• GIVEN EXERCISE: Find each line with the string "rajovicboban" and copy it.

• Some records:

──────

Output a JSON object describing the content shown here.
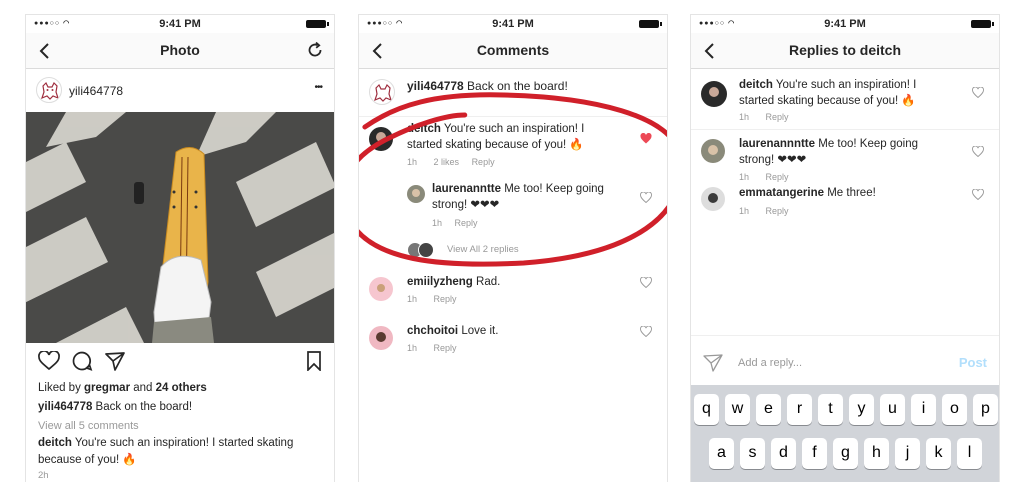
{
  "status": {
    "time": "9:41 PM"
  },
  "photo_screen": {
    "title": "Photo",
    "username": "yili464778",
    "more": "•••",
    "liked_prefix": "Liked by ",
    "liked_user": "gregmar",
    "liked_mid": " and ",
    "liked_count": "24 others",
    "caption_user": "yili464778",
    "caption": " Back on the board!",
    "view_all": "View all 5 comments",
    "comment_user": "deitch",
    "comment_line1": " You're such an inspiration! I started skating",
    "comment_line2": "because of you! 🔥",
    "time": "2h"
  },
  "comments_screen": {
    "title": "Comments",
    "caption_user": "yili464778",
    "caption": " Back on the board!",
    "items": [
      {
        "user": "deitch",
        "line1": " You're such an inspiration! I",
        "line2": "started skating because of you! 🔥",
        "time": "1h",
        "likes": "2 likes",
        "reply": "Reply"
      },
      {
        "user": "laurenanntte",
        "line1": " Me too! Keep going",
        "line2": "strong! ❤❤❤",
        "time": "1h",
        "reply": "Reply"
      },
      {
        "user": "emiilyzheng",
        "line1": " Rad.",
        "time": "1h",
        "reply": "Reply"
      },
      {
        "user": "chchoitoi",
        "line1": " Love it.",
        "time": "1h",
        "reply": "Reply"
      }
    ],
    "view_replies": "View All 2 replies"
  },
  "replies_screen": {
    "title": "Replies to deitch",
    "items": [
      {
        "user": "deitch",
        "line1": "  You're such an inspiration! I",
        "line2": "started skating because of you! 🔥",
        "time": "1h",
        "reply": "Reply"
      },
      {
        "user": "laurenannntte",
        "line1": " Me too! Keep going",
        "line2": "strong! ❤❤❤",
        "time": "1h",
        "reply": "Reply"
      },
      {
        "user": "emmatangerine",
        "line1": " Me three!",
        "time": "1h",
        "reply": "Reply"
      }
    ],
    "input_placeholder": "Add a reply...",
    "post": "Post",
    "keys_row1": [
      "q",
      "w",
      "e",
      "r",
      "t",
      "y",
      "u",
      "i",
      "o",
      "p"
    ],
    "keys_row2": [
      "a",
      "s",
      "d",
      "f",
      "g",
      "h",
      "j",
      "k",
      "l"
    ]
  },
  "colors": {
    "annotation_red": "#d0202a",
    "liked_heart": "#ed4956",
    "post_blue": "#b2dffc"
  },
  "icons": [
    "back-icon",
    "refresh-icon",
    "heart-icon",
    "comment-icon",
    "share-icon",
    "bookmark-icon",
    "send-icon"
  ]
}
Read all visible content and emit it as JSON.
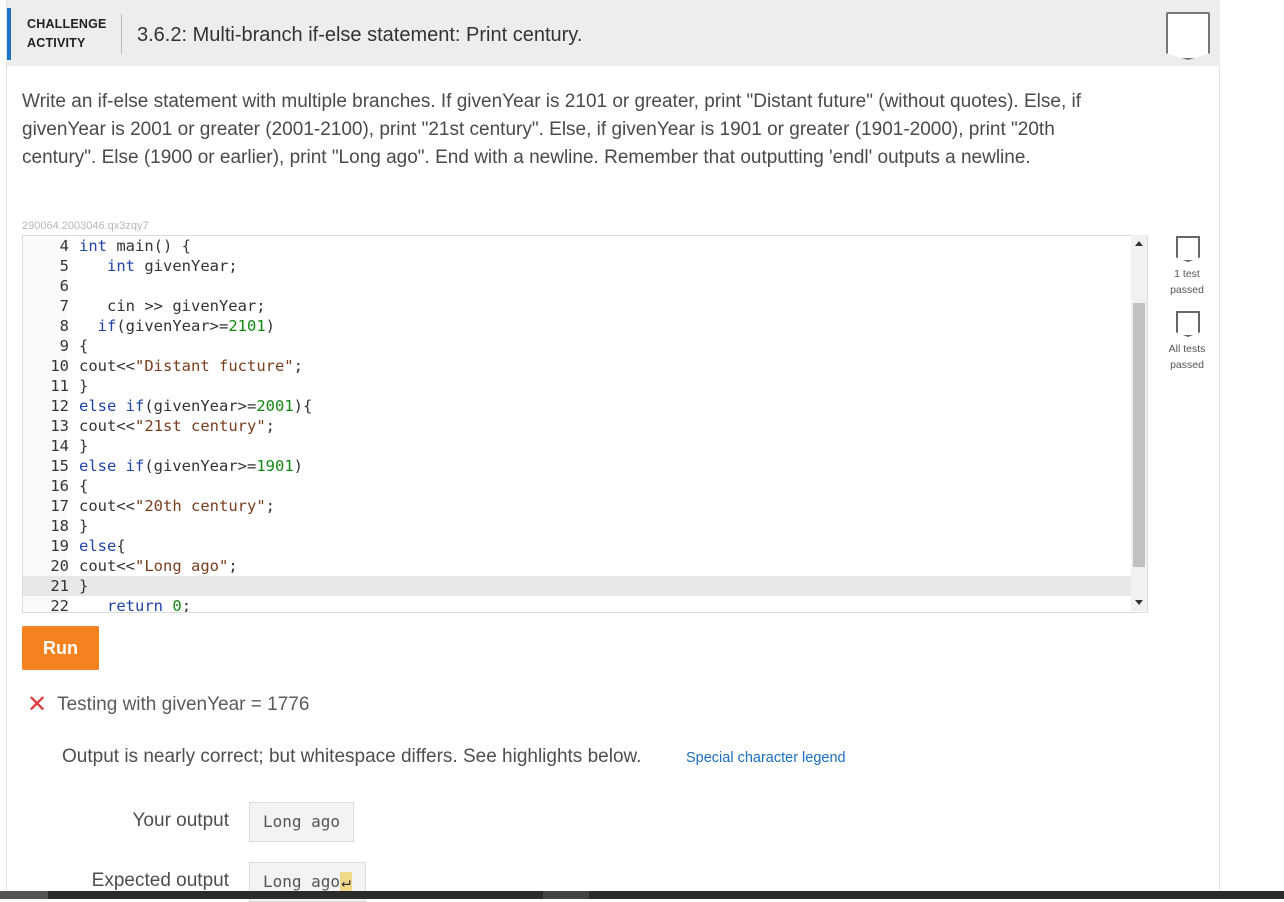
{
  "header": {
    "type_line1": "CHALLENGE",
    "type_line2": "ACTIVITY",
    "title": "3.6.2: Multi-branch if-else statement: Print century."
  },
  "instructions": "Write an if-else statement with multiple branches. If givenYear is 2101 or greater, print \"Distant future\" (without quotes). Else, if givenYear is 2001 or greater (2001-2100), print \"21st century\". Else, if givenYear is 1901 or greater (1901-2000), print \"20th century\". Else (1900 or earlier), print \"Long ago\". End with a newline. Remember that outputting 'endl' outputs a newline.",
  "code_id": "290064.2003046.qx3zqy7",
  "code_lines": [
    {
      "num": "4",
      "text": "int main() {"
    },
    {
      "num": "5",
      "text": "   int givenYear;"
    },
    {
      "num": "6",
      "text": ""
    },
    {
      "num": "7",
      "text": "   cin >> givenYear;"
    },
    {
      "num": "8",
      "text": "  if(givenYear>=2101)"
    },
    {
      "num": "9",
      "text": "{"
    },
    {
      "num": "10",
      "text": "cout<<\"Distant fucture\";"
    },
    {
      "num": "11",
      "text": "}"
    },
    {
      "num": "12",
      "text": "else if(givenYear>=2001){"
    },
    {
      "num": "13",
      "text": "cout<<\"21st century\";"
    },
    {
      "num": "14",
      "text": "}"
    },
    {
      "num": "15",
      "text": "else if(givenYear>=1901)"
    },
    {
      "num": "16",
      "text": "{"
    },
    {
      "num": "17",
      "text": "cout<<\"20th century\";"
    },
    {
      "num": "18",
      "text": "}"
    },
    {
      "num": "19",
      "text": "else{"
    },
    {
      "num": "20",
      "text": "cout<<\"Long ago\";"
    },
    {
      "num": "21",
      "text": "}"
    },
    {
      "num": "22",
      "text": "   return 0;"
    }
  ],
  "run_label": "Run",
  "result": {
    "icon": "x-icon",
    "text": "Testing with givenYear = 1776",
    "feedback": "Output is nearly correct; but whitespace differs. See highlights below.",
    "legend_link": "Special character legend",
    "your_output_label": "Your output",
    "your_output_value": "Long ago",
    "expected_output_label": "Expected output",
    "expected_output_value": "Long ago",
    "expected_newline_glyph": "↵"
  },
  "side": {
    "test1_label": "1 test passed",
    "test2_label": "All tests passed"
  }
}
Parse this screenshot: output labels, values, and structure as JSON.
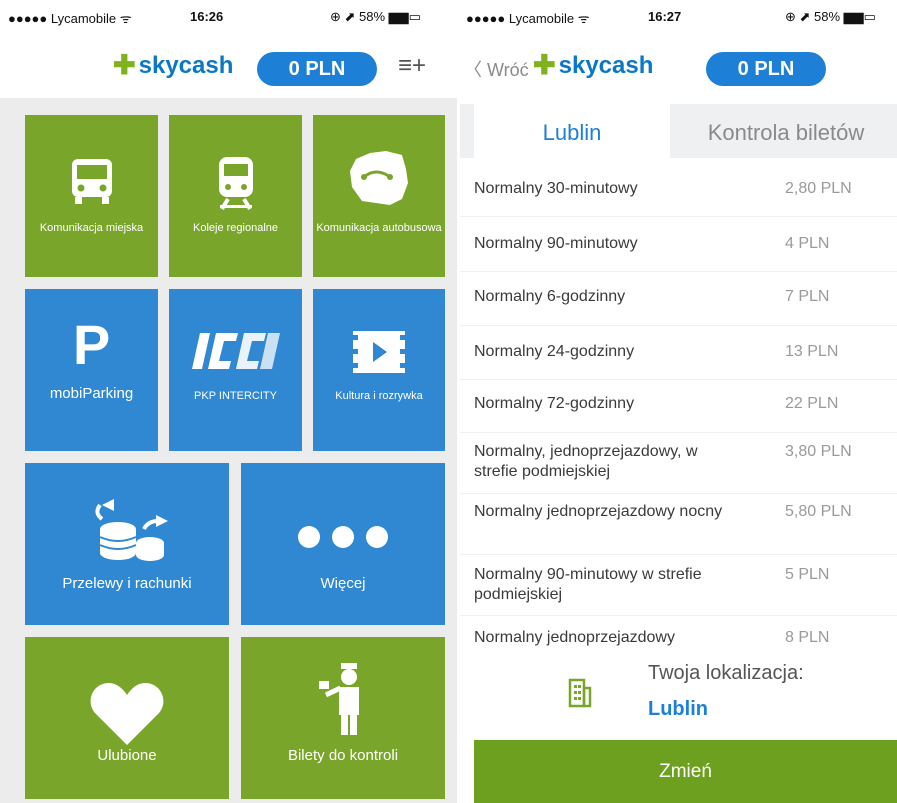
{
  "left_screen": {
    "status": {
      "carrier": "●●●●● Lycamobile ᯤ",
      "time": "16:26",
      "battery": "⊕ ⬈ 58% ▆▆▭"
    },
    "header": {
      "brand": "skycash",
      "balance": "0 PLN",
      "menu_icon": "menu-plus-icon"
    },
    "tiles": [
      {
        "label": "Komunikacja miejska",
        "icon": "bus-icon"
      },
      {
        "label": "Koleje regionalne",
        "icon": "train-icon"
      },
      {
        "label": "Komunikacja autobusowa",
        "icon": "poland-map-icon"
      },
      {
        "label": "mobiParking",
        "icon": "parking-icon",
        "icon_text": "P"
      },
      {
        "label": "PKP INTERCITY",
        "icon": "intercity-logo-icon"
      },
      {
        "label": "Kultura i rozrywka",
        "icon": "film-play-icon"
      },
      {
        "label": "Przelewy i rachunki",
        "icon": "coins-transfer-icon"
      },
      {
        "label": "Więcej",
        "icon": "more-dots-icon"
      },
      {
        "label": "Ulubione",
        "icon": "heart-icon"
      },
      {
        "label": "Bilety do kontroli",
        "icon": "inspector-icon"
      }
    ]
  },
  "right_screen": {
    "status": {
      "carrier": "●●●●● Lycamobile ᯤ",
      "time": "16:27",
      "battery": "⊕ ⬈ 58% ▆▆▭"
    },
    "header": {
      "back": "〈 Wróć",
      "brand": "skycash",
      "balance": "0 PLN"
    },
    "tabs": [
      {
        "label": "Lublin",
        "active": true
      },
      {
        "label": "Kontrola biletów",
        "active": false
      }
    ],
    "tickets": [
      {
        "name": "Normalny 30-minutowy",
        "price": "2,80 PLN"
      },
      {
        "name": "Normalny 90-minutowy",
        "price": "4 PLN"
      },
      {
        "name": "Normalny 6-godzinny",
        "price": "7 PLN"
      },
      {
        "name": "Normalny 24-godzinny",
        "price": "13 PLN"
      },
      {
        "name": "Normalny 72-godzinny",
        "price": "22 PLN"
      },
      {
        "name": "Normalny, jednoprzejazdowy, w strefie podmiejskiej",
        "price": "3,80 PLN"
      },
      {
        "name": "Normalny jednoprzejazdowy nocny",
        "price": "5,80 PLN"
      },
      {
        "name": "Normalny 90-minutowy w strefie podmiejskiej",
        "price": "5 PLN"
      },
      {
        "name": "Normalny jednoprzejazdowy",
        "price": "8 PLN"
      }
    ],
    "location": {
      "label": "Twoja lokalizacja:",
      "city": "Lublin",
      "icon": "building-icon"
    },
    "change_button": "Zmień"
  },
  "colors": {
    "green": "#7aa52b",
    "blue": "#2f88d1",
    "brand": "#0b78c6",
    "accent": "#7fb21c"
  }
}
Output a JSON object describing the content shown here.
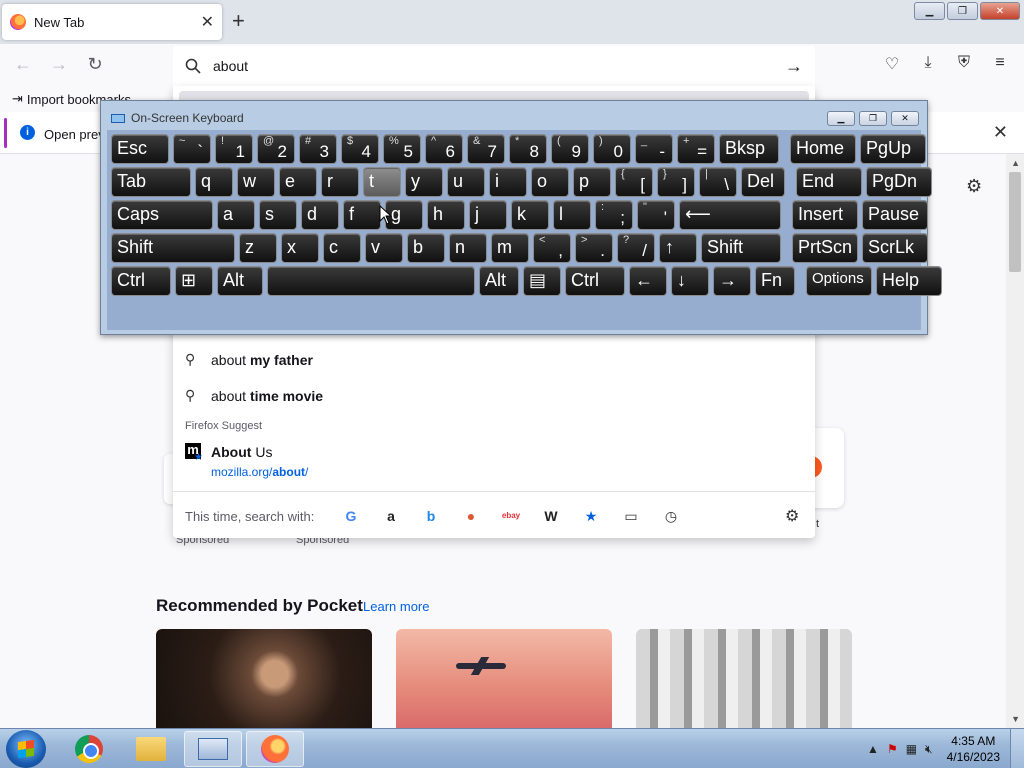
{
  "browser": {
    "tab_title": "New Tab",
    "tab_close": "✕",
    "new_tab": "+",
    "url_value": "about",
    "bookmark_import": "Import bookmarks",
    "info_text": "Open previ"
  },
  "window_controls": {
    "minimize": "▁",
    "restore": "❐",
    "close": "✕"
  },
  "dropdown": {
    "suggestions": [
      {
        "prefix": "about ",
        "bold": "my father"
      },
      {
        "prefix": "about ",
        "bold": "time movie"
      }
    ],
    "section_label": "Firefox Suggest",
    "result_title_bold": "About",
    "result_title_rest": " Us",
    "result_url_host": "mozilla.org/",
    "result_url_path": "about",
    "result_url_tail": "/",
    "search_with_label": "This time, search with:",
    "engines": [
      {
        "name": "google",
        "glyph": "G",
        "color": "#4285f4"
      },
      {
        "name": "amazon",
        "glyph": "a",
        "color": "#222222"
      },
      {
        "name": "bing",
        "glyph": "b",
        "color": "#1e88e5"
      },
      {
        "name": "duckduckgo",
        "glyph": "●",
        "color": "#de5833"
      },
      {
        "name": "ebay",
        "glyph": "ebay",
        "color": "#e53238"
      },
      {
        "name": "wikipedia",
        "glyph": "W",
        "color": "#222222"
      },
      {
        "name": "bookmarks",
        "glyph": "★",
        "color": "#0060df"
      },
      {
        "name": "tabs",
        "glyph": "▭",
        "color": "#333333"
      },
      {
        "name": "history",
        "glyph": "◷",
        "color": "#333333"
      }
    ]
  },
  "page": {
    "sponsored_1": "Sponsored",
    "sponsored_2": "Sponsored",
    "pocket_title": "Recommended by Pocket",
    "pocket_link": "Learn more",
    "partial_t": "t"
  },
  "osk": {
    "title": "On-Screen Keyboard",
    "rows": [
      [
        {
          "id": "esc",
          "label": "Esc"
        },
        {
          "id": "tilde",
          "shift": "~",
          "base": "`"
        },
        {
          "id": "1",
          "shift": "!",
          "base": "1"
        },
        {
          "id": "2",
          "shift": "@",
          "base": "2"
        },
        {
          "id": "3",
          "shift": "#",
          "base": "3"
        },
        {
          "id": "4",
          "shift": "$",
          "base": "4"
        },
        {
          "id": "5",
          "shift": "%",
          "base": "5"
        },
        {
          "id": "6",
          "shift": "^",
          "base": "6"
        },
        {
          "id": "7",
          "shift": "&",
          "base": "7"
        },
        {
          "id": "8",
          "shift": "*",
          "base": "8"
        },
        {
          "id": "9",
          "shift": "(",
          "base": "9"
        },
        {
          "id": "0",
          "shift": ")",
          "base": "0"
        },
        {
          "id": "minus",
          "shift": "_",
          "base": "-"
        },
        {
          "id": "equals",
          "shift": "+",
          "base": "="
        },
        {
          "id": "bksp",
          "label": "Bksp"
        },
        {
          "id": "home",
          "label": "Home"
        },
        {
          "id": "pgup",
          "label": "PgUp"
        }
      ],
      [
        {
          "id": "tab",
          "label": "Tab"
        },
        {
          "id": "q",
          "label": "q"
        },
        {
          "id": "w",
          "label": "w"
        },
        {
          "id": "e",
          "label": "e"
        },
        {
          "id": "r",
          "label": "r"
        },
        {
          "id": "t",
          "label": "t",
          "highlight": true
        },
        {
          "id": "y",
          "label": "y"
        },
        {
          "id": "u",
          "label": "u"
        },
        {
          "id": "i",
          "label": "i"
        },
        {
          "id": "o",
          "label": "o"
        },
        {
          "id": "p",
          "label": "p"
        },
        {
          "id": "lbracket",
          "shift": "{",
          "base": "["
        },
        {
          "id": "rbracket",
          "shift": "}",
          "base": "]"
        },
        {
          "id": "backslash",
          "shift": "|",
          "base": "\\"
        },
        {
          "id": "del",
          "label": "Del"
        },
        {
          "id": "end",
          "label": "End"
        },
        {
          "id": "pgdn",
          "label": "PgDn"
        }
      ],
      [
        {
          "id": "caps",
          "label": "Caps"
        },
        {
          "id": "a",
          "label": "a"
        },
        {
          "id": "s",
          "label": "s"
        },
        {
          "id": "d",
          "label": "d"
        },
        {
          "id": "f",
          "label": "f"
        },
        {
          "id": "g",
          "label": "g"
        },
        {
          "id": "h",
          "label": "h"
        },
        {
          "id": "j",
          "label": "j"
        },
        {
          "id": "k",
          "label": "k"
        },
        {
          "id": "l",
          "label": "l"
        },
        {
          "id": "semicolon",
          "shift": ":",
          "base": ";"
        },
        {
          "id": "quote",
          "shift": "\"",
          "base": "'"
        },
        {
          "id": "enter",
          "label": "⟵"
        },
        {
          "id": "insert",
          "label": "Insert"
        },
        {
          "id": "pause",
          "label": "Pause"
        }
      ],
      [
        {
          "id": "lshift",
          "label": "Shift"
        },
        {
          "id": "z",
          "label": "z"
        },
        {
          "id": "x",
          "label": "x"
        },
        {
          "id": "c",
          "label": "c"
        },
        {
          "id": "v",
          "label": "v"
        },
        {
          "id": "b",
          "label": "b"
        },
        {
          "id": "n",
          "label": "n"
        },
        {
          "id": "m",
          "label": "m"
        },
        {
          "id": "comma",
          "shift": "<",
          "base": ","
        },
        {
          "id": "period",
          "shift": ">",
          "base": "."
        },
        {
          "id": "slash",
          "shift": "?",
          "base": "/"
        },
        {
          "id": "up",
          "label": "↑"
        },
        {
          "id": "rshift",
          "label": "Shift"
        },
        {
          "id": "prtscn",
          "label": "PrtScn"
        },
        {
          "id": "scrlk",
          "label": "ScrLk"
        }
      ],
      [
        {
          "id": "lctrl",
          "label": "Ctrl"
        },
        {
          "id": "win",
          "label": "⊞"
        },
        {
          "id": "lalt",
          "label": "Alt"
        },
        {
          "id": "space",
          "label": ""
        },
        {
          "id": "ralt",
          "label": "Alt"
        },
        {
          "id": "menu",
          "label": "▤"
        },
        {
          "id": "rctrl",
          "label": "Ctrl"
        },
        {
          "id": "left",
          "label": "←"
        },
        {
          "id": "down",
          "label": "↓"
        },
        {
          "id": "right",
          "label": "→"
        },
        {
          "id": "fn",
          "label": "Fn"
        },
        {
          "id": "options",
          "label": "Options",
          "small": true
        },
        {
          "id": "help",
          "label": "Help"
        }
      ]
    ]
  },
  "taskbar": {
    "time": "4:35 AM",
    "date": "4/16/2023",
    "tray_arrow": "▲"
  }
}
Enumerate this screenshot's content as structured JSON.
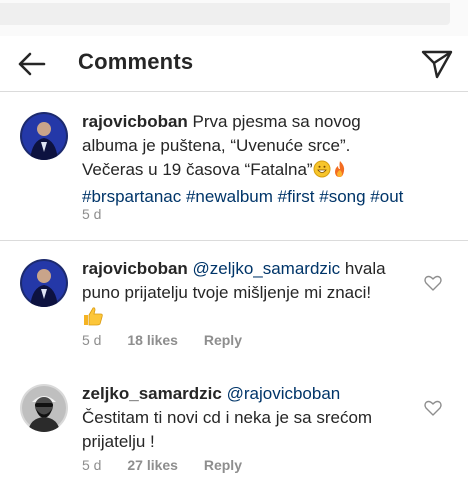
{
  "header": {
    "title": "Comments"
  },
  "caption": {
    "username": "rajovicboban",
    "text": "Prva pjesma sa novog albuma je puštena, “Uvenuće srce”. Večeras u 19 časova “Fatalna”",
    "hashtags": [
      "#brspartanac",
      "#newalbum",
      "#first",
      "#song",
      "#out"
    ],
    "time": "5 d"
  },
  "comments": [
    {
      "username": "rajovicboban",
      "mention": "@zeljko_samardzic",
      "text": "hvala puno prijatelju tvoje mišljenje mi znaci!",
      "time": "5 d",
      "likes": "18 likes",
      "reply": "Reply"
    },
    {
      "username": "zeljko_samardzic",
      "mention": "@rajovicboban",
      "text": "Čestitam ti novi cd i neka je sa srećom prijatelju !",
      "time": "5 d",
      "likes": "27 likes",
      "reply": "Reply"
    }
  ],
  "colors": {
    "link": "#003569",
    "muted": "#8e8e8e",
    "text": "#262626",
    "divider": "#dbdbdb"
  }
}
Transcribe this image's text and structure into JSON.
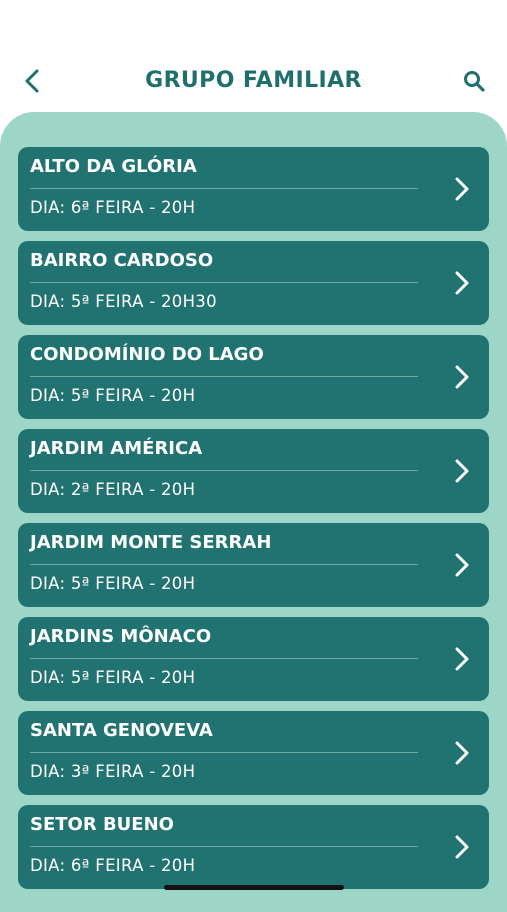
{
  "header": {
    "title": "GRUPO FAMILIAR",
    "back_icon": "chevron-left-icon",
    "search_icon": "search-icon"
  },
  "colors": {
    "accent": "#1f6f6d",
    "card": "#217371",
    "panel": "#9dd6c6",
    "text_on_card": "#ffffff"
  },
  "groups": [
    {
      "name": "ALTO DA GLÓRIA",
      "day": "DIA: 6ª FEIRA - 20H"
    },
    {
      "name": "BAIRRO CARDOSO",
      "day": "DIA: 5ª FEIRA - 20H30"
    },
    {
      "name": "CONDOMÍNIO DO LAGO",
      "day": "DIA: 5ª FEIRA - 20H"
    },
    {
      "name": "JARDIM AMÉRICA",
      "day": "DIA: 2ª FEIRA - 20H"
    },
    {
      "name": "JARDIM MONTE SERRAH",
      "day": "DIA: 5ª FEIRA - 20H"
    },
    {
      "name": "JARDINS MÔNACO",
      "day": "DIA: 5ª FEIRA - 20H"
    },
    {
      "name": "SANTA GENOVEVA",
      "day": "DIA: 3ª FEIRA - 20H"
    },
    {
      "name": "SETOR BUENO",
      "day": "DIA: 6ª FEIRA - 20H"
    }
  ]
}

──────

• TASK OUTPUT:
    "username": "rajovicboban",
      "username": "rajovicboban",
      "mention": "@rajovicboban",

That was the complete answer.